▶ **Request**
Select lines where the word "communication" appears.

▶ **Given information**
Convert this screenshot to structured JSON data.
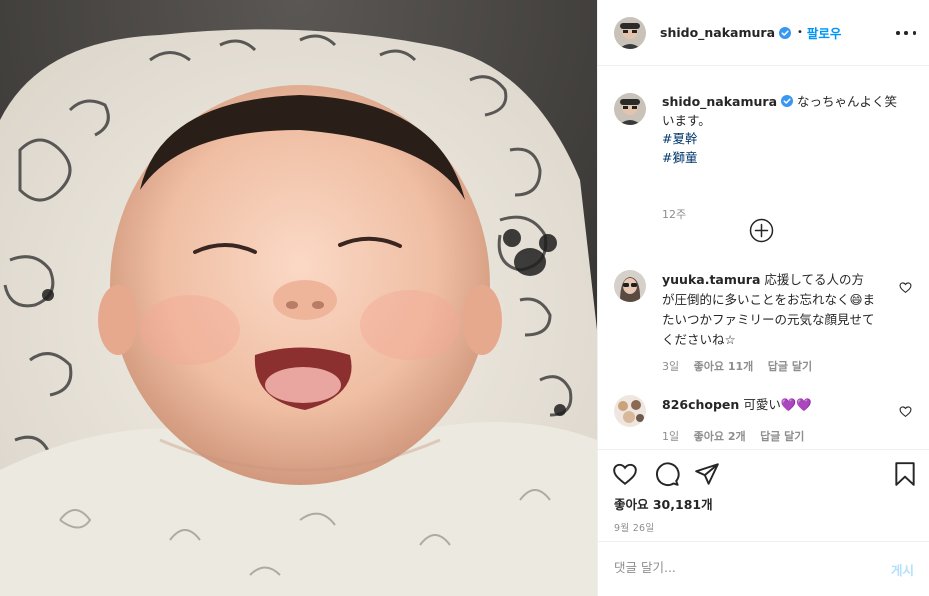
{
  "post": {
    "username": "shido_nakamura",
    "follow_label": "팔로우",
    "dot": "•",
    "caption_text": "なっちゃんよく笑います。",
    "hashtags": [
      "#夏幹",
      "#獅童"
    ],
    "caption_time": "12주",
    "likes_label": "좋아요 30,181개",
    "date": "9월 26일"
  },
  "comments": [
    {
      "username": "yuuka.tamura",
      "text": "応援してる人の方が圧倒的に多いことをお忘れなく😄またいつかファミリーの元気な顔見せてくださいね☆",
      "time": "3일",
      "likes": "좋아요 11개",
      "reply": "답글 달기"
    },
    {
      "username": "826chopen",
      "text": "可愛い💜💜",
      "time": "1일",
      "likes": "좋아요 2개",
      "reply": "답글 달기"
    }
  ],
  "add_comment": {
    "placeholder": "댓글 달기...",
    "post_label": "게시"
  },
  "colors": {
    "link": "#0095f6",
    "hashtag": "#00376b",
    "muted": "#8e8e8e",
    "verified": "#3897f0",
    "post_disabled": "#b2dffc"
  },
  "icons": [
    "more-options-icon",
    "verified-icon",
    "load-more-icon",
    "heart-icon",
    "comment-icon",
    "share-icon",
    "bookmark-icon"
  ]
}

--

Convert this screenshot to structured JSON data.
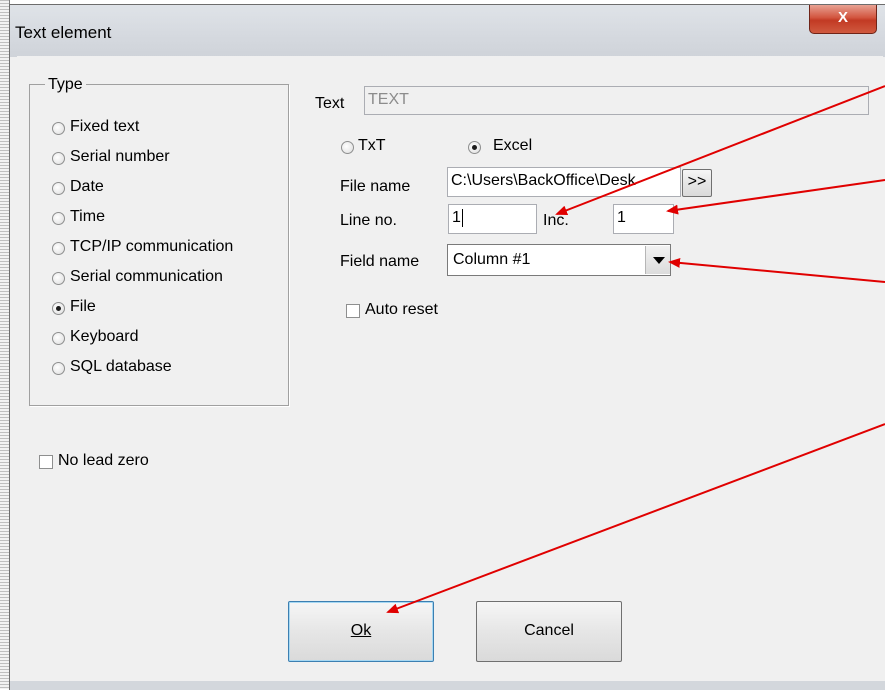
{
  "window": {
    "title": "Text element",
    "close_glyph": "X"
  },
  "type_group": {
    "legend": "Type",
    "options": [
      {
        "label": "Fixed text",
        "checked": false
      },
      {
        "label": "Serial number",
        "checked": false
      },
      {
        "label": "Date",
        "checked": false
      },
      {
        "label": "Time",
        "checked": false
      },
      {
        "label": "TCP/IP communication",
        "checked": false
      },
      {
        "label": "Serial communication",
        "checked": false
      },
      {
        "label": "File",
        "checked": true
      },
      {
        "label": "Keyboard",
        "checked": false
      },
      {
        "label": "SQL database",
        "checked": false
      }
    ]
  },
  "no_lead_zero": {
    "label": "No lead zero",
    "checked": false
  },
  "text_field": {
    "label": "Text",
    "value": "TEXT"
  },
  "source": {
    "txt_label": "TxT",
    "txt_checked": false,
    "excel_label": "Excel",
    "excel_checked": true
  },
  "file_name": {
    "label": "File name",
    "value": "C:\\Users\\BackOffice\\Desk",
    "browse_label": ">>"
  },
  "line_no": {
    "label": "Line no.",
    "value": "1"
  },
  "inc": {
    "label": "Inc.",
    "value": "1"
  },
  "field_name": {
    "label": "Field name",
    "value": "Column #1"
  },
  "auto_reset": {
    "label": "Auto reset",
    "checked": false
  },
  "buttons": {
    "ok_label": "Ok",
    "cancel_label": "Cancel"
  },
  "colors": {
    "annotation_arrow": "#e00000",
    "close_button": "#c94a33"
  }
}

▶ **Expected answer**
        "label": "TCP/IP communication",
        "label": "Serial communication",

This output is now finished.